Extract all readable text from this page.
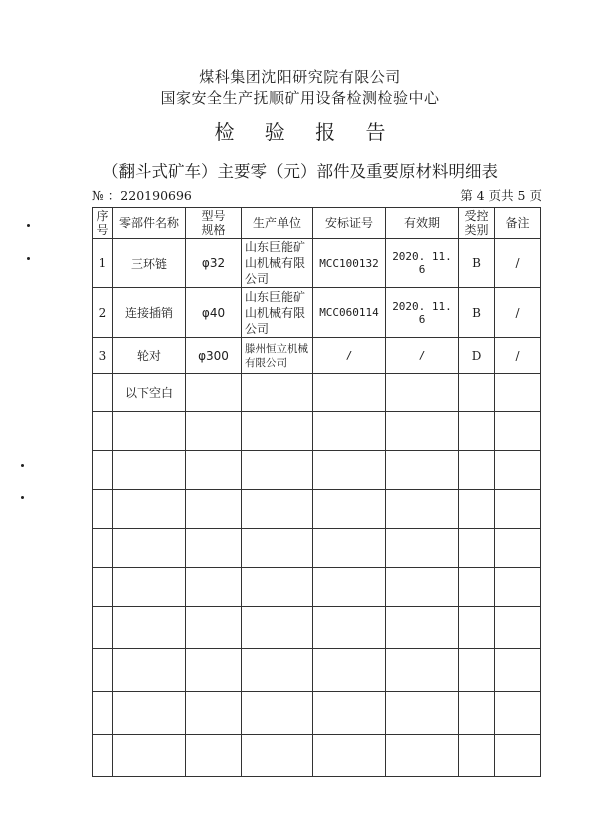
煤科集团沈阳研究院有限公司
国家安全生产抚顺矿用设备检测检验中心
检 验 报 告
（翻斗式矿车）主要零（元）部件及重要原材料明细表
№ ：220190696	第 4 页共 5 页
序
号	零部件名称	型号
规格	生产单位	安标证号	有效期	受控
类别	备注

1	三环链	φ32	山东巨能矿山机械有限公司	MCC100132	2020. 11. 6	B	/
2	连接插销	φ40	山东巨能矿山机械有限公司	MCC060114	2020. 11. 6	B	/
3	轮对	φ300	滕州恒立机械有限公司	/	/	D	/
	以下空白						
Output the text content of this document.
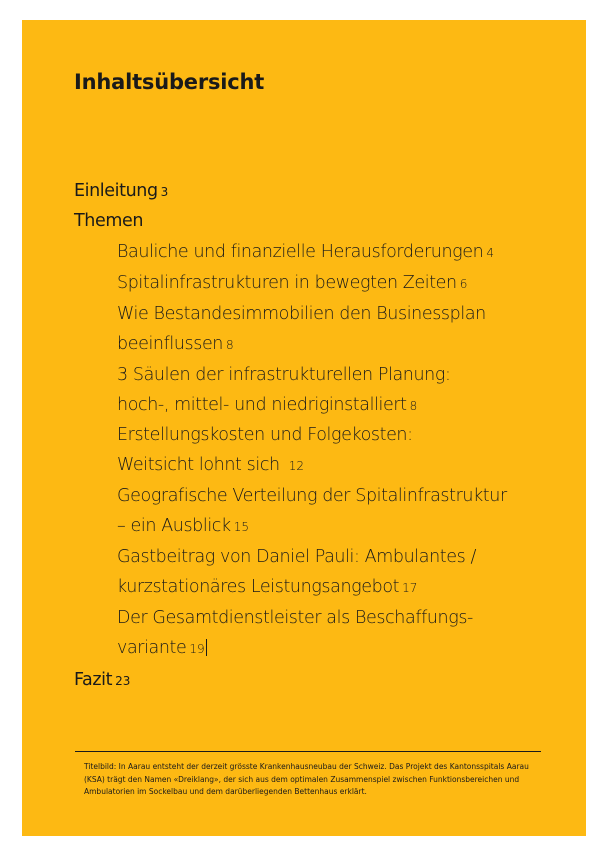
Inhaltsübersicht
Einleitung 3
Themen
Bauliche und finanzielle Herausforderungen 4
Spitalinfrastrukturen in bewegten Zeiten 6
Wie Bestandesimmobilien den Businessplan
beeinflussen 8
3 Säulen der infrastrukturellen Planung:
hoch-, mittel- und niedriginstalliert 8
Erstellungskosten und Folgekosten:
Weitsicht lohnt sich 12
Geografische Verteilung der Spitalinfrastruktur
– ein Ausblick 15
Gastbeitrag von Daniel Pauli: Ambulantes /
kurzstationäres Leistungsangebot 17
Der Gesamtdienstleister als Beschaffungs-
variante 19
Fazit 23

Titelbild: In Aarau entsteht der derzeit grösste Krankenhausneubau der Schweiz. Das Projekt des Kantonsspitals Aarau (KSA) trägt den Namen «Dreiklang», der sich aus dem optimalen Zusammenspiel zwischen Funktionsbereichen und Ambulatorien im Sockelbau und dem darüberliegenden Bettenhaus erklärt.
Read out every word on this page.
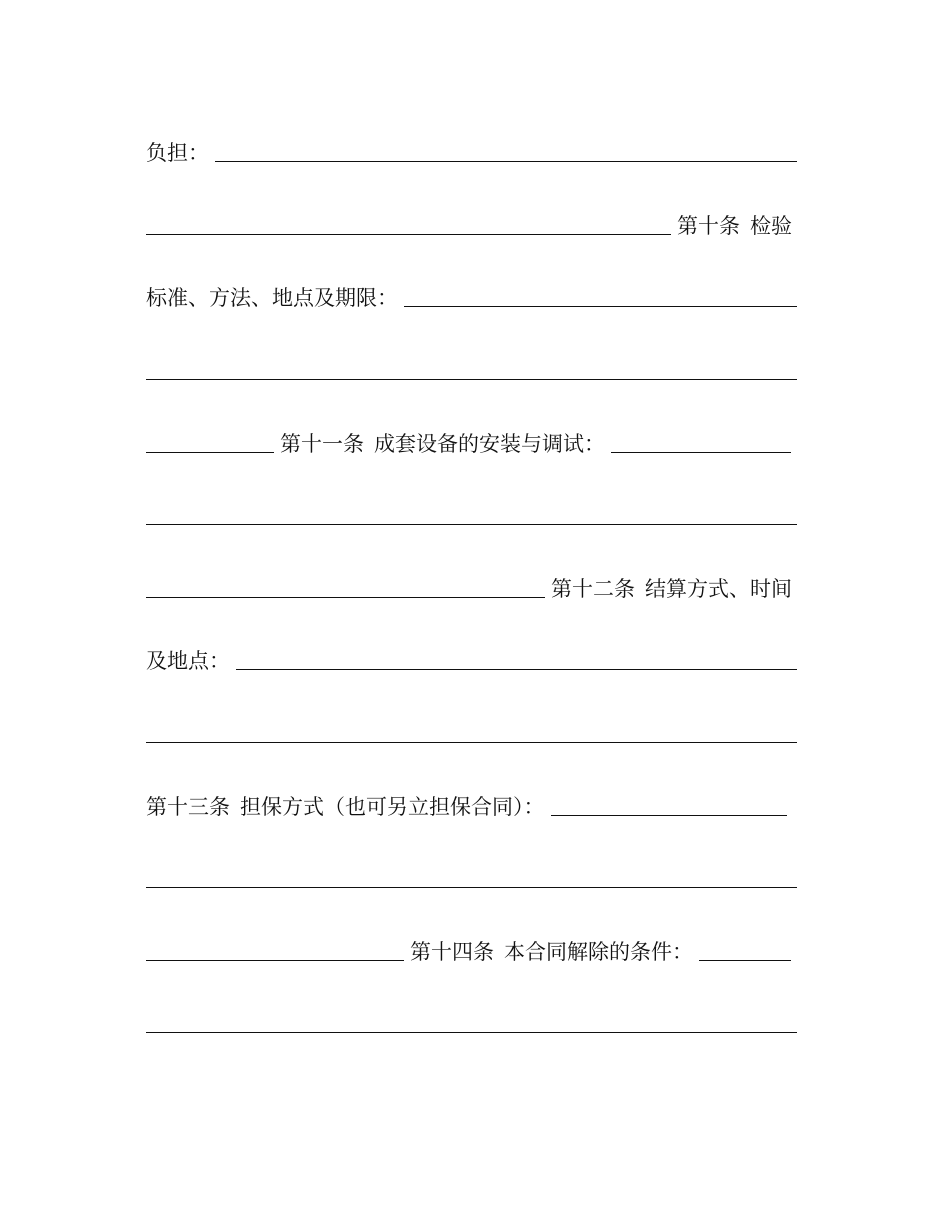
负担：
第十条 检验
标准、方法、地点及期限：
第十一条 成套设备的安装与调试：
第十二条 结算方式、时间
及地点：
第十三条 担保方式（也可另立担保合同）：
第十四条 本合同解除的条件：
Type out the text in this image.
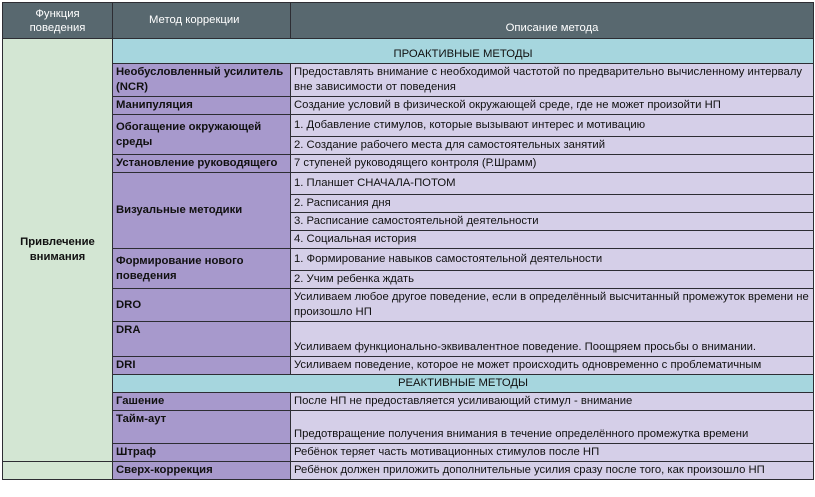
Функция поведения	Метод коррекции	Описание метода
Привлечение внимания	ПРОАКТИВНЫЕ МЕТОДЫ	
	Необусловленный усилитель (NCR)	Предоставлять внимание с необходимой частотой по предварительно вычисленному интервалу вне зависимости от поведения
	Манипуляция	Создание условий в физической окружающей среде, где не может произойти НП
	Обогащение окружающей среды	1. Добавление стимулов, которые вызывают интерес и мотивацию
		2. Создание рабочего места для самостоятельных занятий
	Установление руководящего	7 ступеней руководящего контроля (Р.Шрамм)
	Визуальные методики	1. Планшет СНАЧАЛА-ПОТОМ
		2. Расписания дня
		3. Расписание самостоятельной деятельности
		4. Социальная история
	Формирование нового поведения	1. Формирование навыков самостоятельной деятельности
		2. Учим ребенка ждать
	DRO	Усиливаем любое другое поведение, если в определённый высчитанный промежуток времени не произошло НП
	DRA	Усиливаем функционально-эквивалентное поведение. Поощряем просьбы о внимании.
	DRI	Усиливаем поведение, которое не может происходить одновременно с проблематичным
	РЕАКТИВНЫЕ МЕТОДЫ	
	Гашение	После НП не предоставляется усиливающий стимул - внимание
	Тайм-аут	Предотвращение получения внимания в течение определённого промежутка времени
	Штраф	Ребёнок теряет часть мотивационных стимулов после НП
	Сверх-коррекция	Ребёнок должен приложить дополнительные усилия сразу после того, как произошло НП
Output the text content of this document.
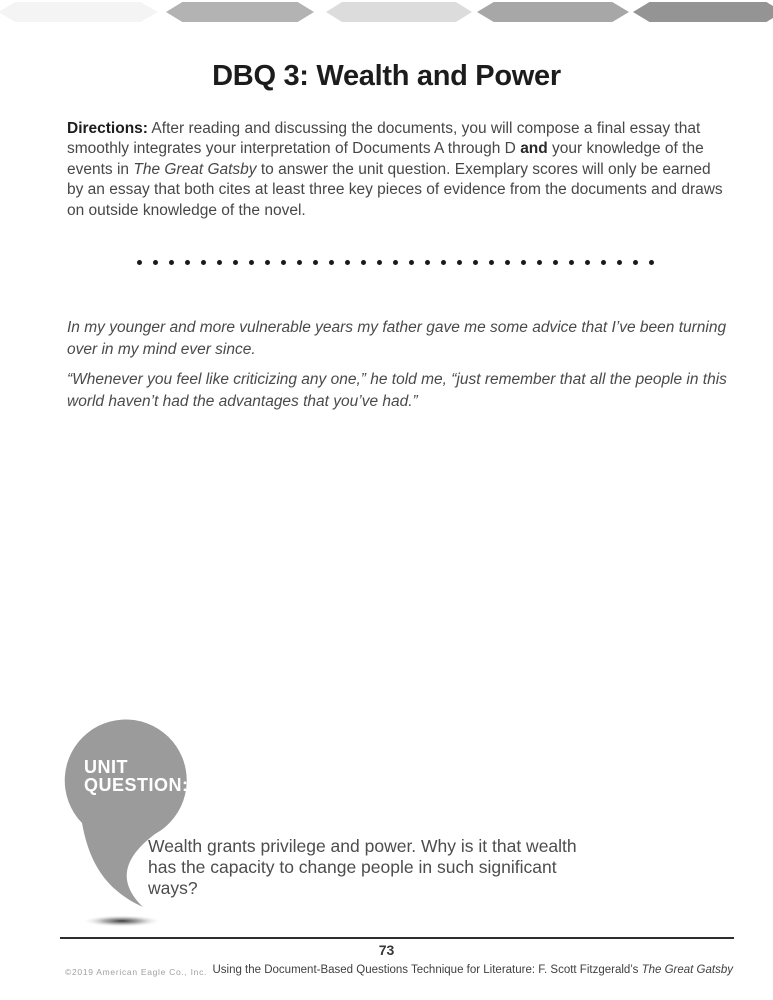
DBQ 3: Wealth and Power

Directions: After reading and discussing the documents, you will compose a final essay that smoothly integrates your interpretation of Documents A through D and your knowledge of the events in The Great Gatsby to answer the unit question. Exemplary scores will only be earned by an essay that both cites at least three key pieces of evidence from the documents and draws on outside knowledge of the novel.

In my younger and more vulnerable years my father gave me some advice that I’ve been turning over in my mind ever since.

“Whenever you feel like criticizing any one,” he told me, “just remember that all the people in this world haven’t had the advantages that you’ve had.”

UNIT
QUESTION:
Wealth grants privilege and power. Why is it that wealth has the capacity to change people in such significant ways?
73
©2019 American Eagle Co., Inc. Using the Document-Based Questions Technique for Literature: F. Scott Fitzgerald’s The Great Gatsby
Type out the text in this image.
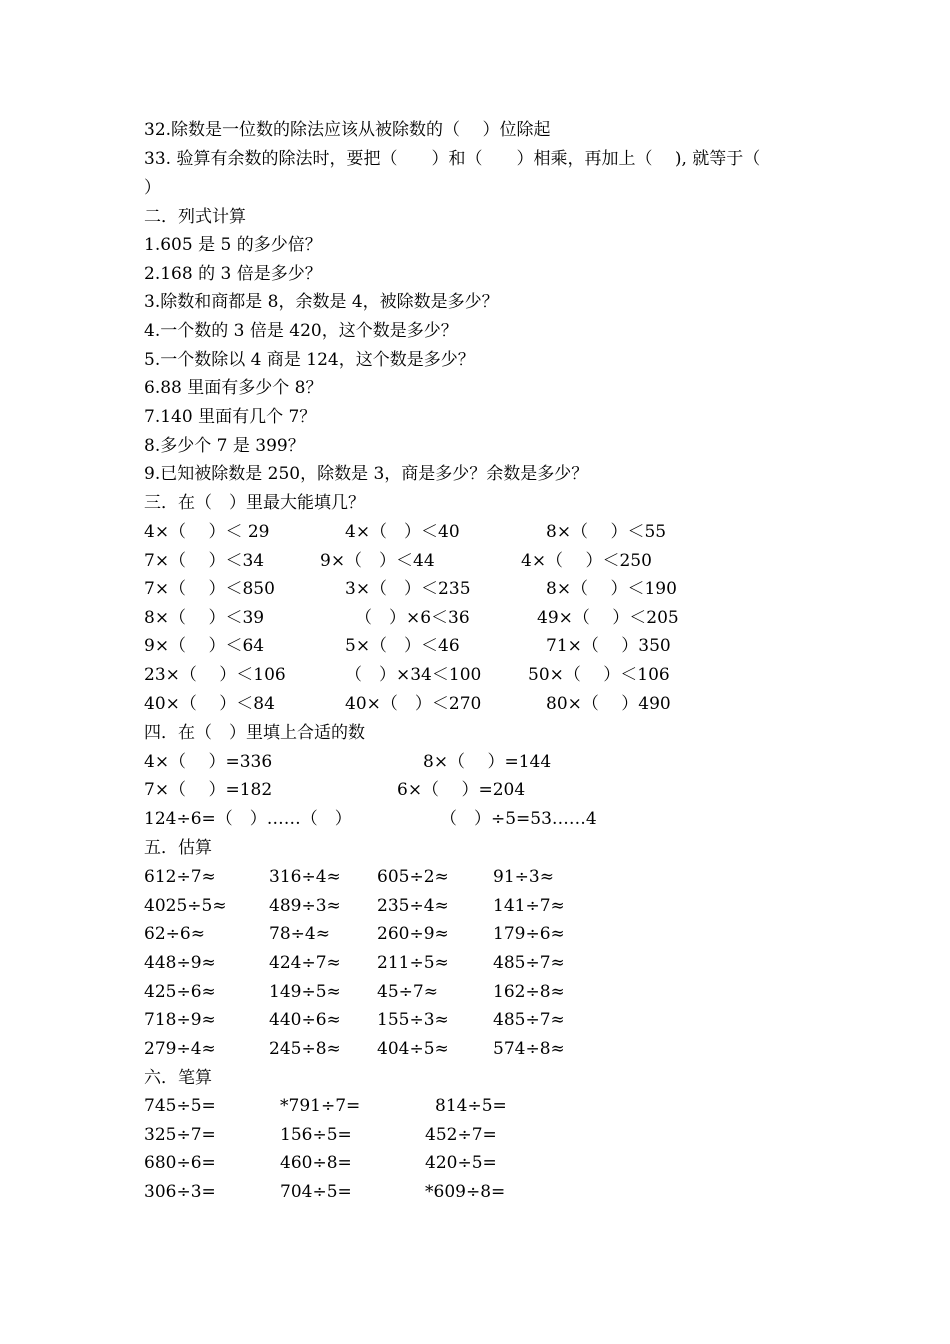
32.除数是一位数的除法应该从被除数的（　 ）位除起
33. 验算有余数的除法时，要把（　　）和（　　）相乘，再加上（　 ), 就等于（
）
二．列式计算
1.605 是 5 的多少倍？
2.168 的 3 倍是多少？
3.除数和商都是 8，余数是 4，被除数是多少？
4.一个数的 3 倍是 420，这个数是多少？
5.一个数除以 4 商是 124，这个数是多少？
6.88 里面有多少个 8？
7.140 里面有几个 7？
8.多少个 7 是 399？
9.已知被除数是 250，除数是 3，商是多少？余数是多少？
三．在（　）里最大能填几？
4×（　 ）＜ 29	4×（　）＜40	8×（　 ）＜55
7×（　 ）＜34	9×（　）＜44	4×（　 ）＜250
7×（　 ）＜850	3×（　）＜235	8×（　 ）＜190
8×（　 ）＜39	（　）×6＜36	49×（　 ）＜205
9×（　 ）＜64	5×（　）＜46	71×（　 ）350
23×（　 ）＜106	（　）×34＜100	50×（　 ）＜106
40×（　 ）＜84	40×（　）＜270	80×（　 ）490
四．在（　）里填上合适的数
4×（　 ）=336	8×（　 ）=144
7×（　 ）=182	6×（　 ）=204
124÷6=（　）……（　）	（　）÷5=53……4
五．估算
612÷7≈	316÷4≈ 605÷2≈	91÷3≈
4025÷5≈ 489÷3≈ 235÷4≈	141÷7≈
62÷6≈	78÷4≈	260÷9≈	179÷6≈
448÷9≈	424÷7≈ 211÷5≈	485÷7≈
425÷6≈	149÷5≈ 45÷7≈	162÷8≈
718÷9≈	440÷6≈ 155÷3≈	485÷7≈
279÷4≈	245÷8≈ 404÷5≈	574÷8≈
六．笔算
745÷5=	*791÷7=	814÷5=
325÷7=	156÷5=	452÷7=
680÷6=	460÷8=	420÷5=
306÷3=	704÷5=	*609÷8=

-*-*-

**WORK REQUIRED**
Check every line for "времени" and show the ones that have it.

**THE SOLUTION**
	DRO	Усиливаем любое другое поведение, если в определённый высчитанный промежуток времени не произошло НП
	Тайм-аут	Предотвращение получения внимания в течение определённого промежутка времени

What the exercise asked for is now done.